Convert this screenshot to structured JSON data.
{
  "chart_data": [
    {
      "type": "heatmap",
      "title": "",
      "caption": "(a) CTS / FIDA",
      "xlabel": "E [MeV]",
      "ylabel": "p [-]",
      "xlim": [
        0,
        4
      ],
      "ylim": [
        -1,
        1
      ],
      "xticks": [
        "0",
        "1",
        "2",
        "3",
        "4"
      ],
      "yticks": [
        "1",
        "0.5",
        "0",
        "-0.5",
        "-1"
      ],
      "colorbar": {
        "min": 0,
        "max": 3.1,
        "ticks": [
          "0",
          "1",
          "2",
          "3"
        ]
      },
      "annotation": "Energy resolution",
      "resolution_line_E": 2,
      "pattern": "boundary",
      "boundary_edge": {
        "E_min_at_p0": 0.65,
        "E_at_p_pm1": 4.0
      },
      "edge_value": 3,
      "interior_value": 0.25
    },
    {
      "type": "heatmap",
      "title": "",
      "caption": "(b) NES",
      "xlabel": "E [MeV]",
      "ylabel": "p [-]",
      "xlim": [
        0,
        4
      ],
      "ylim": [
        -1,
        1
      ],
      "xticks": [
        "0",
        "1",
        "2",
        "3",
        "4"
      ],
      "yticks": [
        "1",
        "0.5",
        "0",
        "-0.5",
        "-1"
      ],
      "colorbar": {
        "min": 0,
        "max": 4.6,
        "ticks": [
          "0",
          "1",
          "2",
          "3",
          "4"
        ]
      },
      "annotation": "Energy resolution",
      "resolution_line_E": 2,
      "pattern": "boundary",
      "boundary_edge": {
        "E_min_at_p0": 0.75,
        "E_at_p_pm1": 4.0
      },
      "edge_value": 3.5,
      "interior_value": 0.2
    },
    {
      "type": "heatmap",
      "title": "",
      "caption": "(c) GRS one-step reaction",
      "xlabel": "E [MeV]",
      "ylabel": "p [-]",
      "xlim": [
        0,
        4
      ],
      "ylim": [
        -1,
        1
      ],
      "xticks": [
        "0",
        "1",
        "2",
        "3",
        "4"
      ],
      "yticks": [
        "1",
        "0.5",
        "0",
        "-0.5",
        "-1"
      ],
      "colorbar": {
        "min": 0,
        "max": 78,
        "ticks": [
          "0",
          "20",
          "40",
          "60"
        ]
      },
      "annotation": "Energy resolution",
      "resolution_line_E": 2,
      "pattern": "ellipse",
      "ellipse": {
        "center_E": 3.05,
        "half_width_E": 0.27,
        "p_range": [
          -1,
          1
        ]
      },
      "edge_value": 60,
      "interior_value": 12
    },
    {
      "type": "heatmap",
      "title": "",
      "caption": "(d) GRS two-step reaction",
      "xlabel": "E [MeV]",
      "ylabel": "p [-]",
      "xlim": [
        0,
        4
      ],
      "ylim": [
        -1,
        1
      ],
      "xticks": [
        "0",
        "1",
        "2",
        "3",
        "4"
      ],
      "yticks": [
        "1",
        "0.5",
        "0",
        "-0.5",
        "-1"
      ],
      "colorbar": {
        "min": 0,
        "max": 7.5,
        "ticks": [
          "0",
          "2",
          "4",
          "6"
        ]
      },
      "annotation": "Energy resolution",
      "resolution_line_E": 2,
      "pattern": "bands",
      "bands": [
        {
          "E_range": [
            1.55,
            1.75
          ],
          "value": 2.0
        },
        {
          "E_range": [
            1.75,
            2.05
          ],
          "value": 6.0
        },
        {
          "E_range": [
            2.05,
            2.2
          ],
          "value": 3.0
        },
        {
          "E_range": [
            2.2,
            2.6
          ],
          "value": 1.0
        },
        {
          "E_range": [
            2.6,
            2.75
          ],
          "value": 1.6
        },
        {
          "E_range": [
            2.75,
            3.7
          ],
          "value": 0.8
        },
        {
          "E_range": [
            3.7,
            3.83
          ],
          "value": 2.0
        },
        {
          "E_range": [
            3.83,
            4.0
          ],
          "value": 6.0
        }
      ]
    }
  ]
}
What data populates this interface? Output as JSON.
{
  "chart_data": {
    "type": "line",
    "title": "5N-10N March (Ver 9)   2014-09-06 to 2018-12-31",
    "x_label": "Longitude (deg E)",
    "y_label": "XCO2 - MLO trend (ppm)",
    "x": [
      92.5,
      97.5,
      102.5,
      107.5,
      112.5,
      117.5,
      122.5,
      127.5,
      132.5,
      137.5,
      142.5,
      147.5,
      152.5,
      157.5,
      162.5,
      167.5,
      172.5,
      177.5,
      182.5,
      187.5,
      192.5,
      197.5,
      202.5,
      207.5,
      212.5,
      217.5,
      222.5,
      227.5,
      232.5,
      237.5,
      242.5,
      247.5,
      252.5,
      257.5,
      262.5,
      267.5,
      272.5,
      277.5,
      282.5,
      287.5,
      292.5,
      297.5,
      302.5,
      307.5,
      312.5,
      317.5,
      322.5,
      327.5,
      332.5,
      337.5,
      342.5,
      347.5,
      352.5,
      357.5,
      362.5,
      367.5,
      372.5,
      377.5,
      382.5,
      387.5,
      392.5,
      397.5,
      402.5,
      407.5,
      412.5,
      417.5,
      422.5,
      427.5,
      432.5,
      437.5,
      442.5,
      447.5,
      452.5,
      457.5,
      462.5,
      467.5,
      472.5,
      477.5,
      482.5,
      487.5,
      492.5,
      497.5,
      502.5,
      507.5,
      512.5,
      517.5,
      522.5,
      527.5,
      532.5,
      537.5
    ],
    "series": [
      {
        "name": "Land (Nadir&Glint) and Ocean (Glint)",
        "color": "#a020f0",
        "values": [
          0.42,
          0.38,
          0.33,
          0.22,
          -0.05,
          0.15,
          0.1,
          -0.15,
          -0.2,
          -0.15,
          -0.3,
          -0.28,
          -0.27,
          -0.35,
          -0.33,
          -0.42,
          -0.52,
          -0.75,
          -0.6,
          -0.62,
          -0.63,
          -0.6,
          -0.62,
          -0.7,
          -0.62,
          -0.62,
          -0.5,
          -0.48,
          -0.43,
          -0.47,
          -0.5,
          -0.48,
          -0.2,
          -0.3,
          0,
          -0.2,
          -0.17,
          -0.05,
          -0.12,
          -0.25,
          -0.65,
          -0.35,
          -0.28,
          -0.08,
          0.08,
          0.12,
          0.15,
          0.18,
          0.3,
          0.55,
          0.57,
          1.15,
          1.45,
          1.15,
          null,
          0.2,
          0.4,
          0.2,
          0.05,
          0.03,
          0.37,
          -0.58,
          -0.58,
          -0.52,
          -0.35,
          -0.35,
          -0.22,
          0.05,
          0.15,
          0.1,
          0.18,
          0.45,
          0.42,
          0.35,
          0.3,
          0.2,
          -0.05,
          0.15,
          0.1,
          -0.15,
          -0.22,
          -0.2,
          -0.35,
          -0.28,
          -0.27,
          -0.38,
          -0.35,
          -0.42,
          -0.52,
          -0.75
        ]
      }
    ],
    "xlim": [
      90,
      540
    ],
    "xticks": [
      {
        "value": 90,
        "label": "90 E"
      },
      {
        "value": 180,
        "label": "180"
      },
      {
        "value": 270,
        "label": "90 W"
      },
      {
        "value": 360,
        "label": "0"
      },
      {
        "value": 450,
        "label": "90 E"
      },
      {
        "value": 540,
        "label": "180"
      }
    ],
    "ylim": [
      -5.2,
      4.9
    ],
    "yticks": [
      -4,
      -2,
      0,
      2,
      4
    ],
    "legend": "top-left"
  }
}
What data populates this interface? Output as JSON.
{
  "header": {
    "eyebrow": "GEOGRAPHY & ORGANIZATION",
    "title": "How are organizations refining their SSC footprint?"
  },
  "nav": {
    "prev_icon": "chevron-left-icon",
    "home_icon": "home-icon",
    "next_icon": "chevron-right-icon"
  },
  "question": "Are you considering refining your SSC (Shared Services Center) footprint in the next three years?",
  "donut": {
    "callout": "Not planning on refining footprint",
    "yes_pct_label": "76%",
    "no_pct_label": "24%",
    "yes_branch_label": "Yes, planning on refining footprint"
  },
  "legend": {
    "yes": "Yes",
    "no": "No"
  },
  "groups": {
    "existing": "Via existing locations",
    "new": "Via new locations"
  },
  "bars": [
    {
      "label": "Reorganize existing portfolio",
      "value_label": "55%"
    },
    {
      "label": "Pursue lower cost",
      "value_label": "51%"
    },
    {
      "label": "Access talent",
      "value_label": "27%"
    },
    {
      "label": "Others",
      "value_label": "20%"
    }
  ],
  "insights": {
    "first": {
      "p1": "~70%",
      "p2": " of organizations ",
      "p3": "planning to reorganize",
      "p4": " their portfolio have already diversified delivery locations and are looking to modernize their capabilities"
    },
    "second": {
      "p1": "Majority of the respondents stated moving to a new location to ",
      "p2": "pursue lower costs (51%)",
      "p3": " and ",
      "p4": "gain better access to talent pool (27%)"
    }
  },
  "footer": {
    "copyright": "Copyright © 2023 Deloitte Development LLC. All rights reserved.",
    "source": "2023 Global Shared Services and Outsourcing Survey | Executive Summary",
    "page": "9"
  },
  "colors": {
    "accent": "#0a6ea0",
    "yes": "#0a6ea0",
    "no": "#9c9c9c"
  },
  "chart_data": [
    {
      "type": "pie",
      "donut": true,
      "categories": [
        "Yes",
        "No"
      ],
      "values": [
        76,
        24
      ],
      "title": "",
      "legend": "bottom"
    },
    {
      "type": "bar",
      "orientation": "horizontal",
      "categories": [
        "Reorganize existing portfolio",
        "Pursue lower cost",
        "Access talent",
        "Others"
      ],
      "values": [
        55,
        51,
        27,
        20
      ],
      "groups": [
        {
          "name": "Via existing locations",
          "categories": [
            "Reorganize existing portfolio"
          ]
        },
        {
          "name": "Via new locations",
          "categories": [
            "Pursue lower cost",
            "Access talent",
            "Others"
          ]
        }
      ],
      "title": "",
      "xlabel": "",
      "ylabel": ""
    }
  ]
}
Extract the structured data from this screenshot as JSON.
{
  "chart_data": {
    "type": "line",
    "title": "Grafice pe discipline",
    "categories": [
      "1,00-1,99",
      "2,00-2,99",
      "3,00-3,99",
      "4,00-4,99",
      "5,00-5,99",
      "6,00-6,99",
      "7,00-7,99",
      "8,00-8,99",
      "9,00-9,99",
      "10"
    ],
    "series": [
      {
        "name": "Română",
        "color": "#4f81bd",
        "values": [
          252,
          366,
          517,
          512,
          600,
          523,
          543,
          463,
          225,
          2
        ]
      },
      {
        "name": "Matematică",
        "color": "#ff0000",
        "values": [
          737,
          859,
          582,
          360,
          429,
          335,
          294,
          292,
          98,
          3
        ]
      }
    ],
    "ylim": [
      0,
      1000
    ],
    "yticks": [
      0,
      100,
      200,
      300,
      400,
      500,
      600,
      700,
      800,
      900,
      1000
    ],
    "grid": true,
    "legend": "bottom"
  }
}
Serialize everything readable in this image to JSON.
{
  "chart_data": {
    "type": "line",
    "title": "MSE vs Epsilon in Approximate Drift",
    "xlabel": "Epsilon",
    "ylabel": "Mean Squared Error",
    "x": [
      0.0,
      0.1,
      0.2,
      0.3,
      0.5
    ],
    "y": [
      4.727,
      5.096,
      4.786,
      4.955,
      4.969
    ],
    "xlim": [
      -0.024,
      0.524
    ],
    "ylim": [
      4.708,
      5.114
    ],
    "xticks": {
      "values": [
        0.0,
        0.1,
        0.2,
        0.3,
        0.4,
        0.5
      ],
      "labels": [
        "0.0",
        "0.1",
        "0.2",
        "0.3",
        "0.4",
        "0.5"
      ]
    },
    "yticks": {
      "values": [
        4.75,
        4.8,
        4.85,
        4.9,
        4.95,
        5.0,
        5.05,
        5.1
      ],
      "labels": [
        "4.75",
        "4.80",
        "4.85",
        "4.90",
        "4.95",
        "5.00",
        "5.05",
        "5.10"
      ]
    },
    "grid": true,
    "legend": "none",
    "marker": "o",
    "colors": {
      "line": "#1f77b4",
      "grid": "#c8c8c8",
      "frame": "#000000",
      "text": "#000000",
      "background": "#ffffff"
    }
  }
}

####

Search the data for "organizations" and list every line in which it occurs.

WRITTEN REPLY:
    "title": "How are organizations refining their SSC footprint?"
      "p2": " of organizations ",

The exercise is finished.